Materials provided:
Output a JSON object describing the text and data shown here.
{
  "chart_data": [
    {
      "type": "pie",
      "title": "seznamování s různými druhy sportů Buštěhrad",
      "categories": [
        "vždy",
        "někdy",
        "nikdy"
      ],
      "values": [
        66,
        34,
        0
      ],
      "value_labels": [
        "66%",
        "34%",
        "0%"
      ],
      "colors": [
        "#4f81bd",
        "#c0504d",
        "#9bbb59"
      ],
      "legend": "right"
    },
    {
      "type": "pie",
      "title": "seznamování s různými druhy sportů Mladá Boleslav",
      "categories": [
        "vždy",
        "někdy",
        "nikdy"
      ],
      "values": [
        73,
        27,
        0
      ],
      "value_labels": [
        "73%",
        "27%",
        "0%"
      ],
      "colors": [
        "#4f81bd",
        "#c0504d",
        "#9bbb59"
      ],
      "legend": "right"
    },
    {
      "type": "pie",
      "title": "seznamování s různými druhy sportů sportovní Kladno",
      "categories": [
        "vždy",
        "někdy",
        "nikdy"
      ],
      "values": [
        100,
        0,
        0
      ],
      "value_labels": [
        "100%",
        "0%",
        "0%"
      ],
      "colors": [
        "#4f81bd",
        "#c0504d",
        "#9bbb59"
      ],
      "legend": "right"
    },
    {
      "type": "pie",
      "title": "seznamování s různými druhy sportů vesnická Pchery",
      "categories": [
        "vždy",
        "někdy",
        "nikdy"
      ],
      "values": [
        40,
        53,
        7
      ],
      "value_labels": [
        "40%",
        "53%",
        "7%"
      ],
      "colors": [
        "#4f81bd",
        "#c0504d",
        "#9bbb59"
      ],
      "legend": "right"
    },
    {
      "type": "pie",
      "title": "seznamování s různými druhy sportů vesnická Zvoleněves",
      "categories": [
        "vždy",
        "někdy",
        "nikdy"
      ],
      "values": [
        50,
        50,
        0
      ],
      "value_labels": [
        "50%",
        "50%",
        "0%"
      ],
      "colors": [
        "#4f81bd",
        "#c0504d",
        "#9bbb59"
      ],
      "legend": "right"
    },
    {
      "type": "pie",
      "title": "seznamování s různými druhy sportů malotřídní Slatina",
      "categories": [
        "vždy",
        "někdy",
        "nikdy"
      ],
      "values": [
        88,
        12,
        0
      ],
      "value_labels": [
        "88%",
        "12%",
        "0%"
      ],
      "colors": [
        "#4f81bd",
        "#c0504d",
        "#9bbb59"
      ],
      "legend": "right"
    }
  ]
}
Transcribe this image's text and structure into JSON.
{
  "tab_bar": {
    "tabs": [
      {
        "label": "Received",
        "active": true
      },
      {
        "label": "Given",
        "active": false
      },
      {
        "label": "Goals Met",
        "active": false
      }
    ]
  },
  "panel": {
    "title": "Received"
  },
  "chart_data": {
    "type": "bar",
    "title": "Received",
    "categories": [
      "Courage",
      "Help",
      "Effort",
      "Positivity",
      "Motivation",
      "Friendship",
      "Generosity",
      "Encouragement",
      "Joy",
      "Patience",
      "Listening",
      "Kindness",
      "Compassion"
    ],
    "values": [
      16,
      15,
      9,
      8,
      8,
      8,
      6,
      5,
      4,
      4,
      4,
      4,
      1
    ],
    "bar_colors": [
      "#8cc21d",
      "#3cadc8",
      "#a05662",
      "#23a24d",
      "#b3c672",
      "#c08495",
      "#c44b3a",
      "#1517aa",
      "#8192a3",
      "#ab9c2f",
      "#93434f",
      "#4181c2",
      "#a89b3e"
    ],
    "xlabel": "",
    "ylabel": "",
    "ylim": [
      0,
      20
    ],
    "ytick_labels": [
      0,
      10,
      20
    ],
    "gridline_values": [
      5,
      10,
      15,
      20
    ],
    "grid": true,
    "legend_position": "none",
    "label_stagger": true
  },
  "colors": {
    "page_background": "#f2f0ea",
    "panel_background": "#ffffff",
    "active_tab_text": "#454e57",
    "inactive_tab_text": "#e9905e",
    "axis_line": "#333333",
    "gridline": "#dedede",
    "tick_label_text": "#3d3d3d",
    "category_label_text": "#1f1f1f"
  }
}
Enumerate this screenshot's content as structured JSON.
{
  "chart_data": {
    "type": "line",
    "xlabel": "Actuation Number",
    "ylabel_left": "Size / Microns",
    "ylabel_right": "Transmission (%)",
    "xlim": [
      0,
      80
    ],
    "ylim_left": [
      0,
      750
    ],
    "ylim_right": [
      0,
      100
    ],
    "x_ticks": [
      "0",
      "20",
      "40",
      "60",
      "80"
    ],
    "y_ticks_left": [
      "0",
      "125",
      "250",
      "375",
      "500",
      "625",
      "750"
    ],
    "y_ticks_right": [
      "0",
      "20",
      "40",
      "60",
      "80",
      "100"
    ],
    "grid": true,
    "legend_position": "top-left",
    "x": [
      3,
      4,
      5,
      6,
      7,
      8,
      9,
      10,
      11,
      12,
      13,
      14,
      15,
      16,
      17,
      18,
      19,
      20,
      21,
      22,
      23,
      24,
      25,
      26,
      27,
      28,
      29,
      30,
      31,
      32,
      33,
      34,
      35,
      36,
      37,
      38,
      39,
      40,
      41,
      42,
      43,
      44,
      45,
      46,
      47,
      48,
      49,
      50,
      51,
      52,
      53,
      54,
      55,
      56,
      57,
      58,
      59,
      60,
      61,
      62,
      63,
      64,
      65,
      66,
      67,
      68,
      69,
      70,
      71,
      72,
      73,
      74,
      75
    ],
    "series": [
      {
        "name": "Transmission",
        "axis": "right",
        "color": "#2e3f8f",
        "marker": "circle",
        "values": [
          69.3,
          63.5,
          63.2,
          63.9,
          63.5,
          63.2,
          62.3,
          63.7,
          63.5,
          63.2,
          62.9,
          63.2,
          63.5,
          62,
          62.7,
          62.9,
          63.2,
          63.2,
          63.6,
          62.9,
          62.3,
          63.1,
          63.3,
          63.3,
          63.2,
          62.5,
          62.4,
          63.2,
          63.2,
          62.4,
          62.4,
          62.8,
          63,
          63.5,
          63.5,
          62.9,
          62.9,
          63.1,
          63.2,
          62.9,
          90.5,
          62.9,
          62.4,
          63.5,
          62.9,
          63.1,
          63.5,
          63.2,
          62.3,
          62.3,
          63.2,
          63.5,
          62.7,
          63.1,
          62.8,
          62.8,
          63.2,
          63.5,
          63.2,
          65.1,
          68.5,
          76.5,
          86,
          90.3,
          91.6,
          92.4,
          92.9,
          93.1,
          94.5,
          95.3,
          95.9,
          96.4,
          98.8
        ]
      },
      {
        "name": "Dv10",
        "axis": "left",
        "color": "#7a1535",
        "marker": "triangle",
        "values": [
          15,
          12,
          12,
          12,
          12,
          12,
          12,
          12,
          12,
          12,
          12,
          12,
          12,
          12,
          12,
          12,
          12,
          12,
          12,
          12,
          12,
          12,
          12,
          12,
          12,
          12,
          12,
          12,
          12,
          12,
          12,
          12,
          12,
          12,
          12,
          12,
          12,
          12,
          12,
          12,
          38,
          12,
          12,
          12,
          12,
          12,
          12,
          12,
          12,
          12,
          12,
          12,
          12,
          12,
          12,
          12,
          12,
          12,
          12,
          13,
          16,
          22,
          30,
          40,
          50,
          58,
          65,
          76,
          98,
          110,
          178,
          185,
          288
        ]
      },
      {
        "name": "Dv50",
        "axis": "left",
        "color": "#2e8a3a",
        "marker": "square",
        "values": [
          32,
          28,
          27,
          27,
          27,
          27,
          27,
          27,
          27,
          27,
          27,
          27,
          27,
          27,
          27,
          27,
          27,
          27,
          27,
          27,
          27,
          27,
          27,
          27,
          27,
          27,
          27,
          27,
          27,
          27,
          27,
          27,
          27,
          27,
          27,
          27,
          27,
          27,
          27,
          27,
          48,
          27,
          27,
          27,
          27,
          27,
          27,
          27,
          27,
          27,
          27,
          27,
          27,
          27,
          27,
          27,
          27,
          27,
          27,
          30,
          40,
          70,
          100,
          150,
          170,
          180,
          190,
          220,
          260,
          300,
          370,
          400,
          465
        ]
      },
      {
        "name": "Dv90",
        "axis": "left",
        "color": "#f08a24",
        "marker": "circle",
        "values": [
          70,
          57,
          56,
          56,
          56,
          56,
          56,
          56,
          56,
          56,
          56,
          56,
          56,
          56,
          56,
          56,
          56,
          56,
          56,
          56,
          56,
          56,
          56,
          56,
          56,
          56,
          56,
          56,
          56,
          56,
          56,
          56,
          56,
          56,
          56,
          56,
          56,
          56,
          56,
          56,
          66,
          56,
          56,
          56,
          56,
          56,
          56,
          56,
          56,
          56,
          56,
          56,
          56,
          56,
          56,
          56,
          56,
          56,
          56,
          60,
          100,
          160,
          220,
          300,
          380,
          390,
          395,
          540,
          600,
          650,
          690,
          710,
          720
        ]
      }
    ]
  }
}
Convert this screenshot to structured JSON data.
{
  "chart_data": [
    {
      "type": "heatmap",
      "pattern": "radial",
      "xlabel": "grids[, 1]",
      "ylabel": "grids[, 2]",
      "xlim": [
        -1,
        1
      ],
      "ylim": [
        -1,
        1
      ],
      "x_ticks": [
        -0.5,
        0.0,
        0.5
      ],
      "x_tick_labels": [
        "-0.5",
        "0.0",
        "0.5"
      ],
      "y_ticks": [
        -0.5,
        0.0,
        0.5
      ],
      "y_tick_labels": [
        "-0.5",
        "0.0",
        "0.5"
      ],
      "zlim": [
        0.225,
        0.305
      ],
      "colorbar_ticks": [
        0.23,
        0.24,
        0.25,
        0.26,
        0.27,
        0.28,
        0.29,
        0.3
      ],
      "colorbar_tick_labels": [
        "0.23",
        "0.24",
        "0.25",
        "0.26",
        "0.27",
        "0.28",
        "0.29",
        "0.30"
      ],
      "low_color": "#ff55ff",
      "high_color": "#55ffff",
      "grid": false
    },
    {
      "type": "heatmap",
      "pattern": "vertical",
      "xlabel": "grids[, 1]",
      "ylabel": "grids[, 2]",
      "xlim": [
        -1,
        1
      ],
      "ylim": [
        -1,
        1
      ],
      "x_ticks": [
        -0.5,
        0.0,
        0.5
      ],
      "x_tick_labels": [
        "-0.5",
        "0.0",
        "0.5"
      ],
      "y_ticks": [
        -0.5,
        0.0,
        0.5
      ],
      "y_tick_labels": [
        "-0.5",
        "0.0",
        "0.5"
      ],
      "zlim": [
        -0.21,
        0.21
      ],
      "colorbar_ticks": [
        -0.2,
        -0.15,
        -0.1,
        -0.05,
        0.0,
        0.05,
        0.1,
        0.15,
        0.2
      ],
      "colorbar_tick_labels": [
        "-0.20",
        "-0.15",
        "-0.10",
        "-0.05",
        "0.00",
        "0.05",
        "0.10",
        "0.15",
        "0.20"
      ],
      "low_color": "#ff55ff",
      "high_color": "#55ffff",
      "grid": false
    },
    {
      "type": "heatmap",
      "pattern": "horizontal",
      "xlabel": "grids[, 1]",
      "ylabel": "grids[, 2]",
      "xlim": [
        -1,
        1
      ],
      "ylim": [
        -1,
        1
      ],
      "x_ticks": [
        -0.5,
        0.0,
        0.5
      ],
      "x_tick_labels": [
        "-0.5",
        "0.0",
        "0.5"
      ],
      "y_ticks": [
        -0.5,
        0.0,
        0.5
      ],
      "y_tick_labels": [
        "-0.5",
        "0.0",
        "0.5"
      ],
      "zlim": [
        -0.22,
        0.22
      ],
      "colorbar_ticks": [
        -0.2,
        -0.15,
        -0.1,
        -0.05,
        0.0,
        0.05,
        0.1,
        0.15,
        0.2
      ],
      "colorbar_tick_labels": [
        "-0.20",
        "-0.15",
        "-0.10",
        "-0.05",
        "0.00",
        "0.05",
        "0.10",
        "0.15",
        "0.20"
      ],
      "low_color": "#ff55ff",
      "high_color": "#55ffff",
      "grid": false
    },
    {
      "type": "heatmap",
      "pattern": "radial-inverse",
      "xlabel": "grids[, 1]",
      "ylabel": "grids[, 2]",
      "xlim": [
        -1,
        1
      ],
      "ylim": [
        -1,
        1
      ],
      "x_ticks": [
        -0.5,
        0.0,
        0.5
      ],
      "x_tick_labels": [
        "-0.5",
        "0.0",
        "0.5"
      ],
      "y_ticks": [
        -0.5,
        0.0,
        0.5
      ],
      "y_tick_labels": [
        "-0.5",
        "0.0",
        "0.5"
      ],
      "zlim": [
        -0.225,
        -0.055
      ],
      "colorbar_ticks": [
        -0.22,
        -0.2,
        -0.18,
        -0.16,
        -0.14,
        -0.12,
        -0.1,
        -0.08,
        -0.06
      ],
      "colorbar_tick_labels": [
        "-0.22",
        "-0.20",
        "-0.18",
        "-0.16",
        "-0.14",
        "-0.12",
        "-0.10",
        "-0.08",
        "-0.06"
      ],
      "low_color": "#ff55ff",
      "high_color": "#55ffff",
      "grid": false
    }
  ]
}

Instructions to follow:
Return each line where "Transmission" shows up.

Problem solution:
    "ylabel_right": "Transmission (%)",
        "name": "Transmission",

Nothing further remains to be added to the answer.